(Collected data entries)
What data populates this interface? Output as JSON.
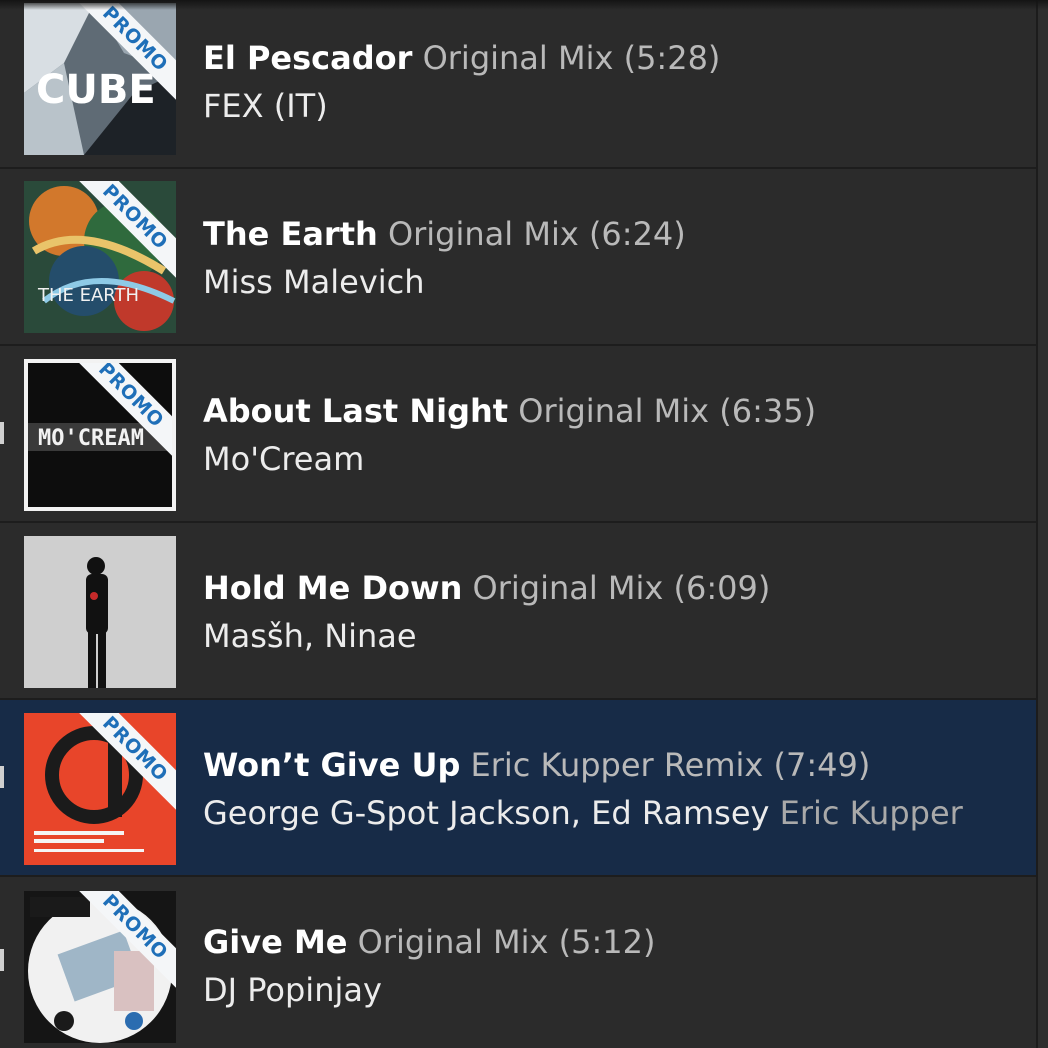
{
  "tracks": [
    {
      "title": "El Pescador",
      "mix": "Original Mix (5:28)",
      "artists": "FEX (IT)",
      "remixer": "",
      "promo": true,
      "art_colors": [
        "#8b98a4",
        "#e8eef2",
        "#1d2227"
      ]
    },
    {
      "title": "The Earth",
      "mix": "Original Mix (6:24)",
      "artists": "Miss Malevich",
      "remixer": "",
      "promo": true,
      "art_colors": [
        "#2f6a3d",
        "#d2782c",
        "#244d6b"
      ]
    },
    {
      "title": "About Last Night",
      "mix": "Original Mix (6:35)",
      "artists": "Mo'Cream",
      "remixer": "",
      "promo": true,
      "art_colors": [
        "#0d0d0d",
        "#f2f2f2",
        "#3a3a3a"
      ]
    },
    {
      "title": "Hold Me Down",
      "mix": "Original Mix (6:09)",
      "artists": "Masšh, Ninae",
      "remixer": "",
      "promo": false,
      "art_colors": [
        "#c9c9c9",
        "#111111",
        "#c62a2a"
      ]
    },
    {
      "title": "Won’t Give Up",
      "mix": "Eric Kupper Remix (7:49)",
      "artists": "George G-Spot Jackson, Ed Ramsey",
      "remixer": "Eric Kupper",
      "promo": true,
      "selected": true,
      "art_colors": [
        "#e8452a",
        "#1b1b1b",
        "#f5f5f5"
      ]
    },
    {
      "title": "Give Me",
      "mix": "Original Mix (5:12)",
      "artists": "DJ Popinjay",
      "remixer": "",
      "promo": true,
      "art_colors": [
        "#f1f1f1",
        "#1a1a1a",
        "#9fb6c7"
      ]
    }
  ],
  "promo_label": "PROMO",
  "art_text": {
    "t0": "CUBE",
    "t1": "THE EARTH",
    "t2": "MO'CREAM"
  },
  "colors": {
    "row_bg": "#2b2b2b",
    "selected_bg": "#172b47",
    "promo_text": "#1f6fb8"
  }
}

Problem:
Write out the full set of lines verbatim, without the pictures.

Complete answer:
What data populates this interface? Output as JSON.
{
  "tracks": [
    {
      "title": "El Pescador",
      "mix": "Original Mix (5:28)",
      "artists": "FEX (IT)",
      "remixer": "",
      "promo": true,
      "art_colors": [
        "#8b98a4",
        "#e8eef2",
        "#1d2227"
      ]
    },
    {
      "title": "The Earth",
      "mix": "Original Mix (6:24)",
      "artists": "Miss Malevich",
      "remixer": "",
      "promo": true,
      "art_colors": [
        "#2f6a3d",
        "#d2782c",
        "#244d6b"
      ]
    },
    {
      "title": "About Last Night",
      "mix": "Original Mix (6:35)",
      "artists": "Mo'Cream",
      "remixer": "",
      "promo": true,
      "art_colors": [
        "#0d0d0d",
        "#f2f2f2",
        "#3a3a3a"
      ]
    },
    {
      "title": "Hold Me Down",
      "mix": "Original Mix (6:09)",
      "artists": "Masšh, Ninae",
      "remixer": "",
      "promo": false,
      "art_colors": [
        "#c9c9c9",
        "#111111",
        "#c62a2a"
      ]
    },
    {
      "title": "Won’t Give Up",
      "mix": "Eric Kupper Remix (7:49)",
      "artists": "George G-Spot Jackson, Ed Ramsey",
      "remixer": "Eric Kupper",
      "promo": true,
      "selected": true,
      "art_colors": [
        "#e8452a",
        "#1b1b1b",
        "#f5f5f5"
      ]
    },
    {
      "title": "Give Me",
      "mix": "Original Mix (5:12)",
      "artists": "DJ Popinjay",
      "remixer": "",
      "promo": true,
      "art_colors": [
        "#f1f1f1",
        "#1a1a1a",
        "#9fb6c7"
      ]
    }
  ],
  "promo_label": "PROMO",
  "art_text": {
    "t0": "CUBE",
    "t1": "THE EARTH",
    "t2": "MO'CREAM"
  },
  "colors": {
    "row_bg": "#2b2b2b",
    "selected_bg": "#172b47",
    "promo_text": "#1f6fb8"
  }
}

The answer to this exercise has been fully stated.